* What the exercise asks
Which lines below contain the word "nglomerular"? Copy each one.

Items listed in a dataset
##########
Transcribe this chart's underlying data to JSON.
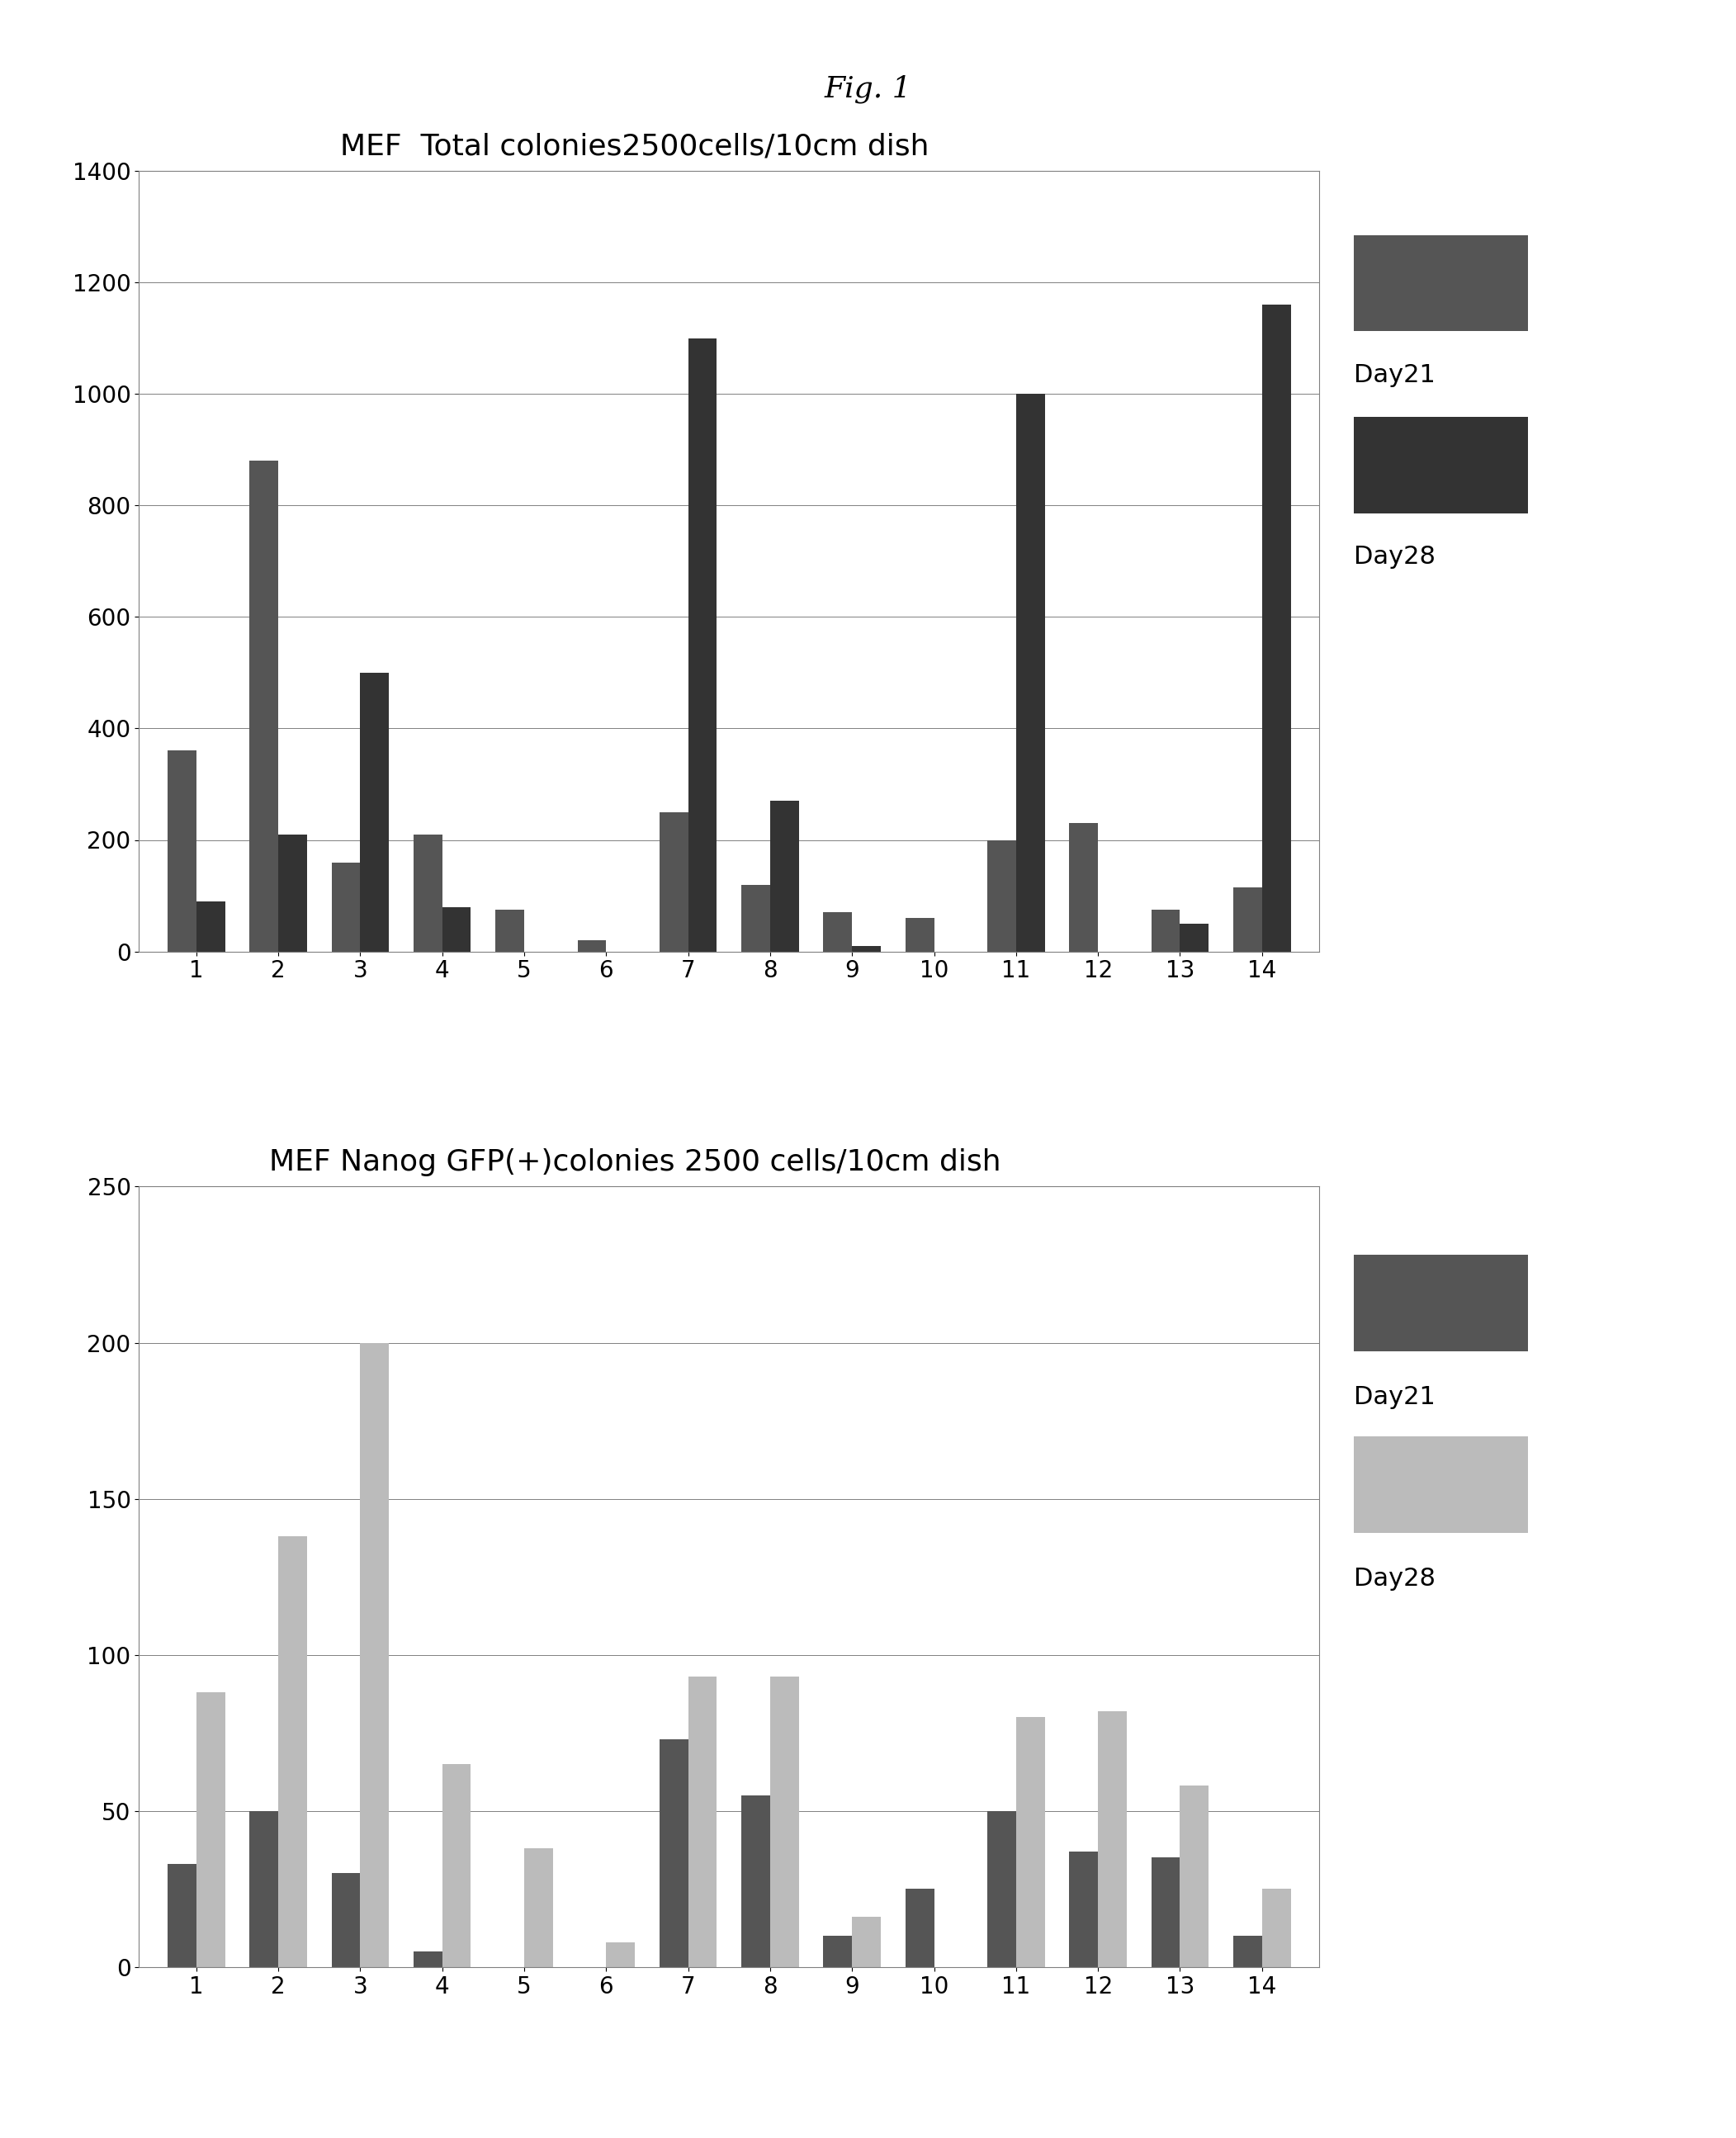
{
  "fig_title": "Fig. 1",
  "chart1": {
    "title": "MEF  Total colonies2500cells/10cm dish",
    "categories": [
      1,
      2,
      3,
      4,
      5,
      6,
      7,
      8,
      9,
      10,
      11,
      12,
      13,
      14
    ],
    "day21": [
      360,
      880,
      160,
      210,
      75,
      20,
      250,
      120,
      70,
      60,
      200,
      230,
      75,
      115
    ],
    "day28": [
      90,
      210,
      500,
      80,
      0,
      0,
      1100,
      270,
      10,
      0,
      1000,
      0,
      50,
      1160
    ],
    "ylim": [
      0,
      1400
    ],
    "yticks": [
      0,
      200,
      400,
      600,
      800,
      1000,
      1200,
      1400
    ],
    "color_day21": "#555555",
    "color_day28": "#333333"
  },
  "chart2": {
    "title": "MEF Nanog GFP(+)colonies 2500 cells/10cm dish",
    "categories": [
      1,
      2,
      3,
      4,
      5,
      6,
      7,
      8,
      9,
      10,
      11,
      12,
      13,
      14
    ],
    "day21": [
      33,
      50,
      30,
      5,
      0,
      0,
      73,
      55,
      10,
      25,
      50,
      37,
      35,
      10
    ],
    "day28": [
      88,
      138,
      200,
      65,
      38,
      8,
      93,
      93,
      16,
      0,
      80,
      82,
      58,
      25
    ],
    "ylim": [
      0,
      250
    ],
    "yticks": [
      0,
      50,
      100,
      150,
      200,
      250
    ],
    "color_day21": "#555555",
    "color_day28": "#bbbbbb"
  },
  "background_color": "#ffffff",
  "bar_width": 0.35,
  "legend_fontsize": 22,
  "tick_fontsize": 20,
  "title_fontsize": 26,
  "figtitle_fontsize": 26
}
##########
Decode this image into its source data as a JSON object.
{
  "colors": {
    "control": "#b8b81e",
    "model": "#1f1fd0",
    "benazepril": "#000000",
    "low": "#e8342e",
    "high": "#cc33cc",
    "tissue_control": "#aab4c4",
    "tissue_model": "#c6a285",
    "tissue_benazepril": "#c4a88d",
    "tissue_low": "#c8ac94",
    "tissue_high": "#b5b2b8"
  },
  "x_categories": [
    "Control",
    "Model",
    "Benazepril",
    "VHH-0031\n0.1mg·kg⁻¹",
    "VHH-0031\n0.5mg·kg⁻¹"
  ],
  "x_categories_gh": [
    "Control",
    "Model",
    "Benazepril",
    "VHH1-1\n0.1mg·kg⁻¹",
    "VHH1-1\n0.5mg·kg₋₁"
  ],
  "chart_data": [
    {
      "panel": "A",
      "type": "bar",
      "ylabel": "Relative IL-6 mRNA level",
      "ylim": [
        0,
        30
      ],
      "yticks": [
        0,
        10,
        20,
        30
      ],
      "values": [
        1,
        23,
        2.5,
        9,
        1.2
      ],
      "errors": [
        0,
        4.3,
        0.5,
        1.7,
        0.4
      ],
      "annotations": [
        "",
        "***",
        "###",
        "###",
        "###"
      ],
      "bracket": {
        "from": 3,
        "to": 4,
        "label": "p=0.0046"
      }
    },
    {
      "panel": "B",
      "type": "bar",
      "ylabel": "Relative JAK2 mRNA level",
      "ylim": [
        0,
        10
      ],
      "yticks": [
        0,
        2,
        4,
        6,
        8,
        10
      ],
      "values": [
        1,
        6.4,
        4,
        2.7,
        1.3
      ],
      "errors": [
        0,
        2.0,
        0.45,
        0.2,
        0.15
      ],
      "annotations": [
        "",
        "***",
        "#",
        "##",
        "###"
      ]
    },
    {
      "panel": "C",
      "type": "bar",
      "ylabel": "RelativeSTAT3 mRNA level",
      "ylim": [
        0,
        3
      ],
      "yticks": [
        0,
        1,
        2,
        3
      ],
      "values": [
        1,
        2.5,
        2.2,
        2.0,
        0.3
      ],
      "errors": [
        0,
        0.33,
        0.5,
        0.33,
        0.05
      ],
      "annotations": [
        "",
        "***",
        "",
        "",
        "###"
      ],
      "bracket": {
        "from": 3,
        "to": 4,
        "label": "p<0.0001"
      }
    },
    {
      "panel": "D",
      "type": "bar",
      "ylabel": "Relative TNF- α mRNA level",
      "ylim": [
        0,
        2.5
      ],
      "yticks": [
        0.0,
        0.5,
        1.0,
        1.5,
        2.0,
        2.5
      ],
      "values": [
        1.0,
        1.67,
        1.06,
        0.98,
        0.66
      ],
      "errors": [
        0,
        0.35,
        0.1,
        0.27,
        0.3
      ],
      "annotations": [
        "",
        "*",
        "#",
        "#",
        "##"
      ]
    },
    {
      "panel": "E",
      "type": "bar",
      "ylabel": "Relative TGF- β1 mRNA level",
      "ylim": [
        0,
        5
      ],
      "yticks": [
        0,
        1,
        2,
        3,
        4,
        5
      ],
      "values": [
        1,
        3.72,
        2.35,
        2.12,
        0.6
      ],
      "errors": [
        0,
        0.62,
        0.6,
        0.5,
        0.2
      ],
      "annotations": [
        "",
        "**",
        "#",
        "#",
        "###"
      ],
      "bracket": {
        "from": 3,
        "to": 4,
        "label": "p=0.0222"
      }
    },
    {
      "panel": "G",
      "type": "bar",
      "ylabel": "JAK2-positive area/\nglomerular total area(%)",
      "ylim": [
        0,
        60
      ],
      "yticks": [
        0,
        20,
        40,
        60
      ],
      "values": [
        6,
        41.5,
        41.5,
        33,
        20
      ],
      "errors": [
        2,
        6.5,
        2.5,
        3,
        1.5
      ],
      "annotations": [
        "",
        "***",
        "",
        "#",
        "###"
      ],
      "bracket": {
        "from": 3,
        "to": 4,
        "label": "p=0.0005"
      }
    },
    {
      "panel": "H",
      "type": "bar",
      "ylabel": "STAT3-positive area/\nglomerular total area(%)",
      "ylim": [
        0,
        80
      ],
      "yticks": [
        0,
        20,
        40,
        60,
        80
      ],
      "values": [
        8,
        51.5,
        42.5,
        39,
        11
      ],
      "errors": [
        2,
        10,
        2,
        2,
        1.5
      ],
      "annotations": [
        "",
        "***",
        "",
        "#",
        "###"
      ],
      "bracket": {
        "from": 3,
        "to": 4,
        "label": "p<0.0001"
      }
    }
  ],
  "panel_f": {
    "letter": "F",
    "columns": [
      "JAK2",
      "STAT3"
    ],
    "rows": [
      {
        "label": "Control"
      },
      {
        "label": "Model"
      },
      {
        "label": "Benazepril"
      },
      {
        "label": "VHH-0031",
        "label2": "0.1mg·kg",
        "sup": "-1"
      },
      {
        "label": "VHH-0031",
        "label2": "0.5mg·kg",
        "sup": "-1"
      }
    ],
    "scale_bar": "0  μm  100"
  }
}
##########
* Answer for the task
      "ylabel": "JAK2-positive area/\nglomerular total area(%)",
      "ylabel": "STAT3-positive area/\nglomerular total area(%)",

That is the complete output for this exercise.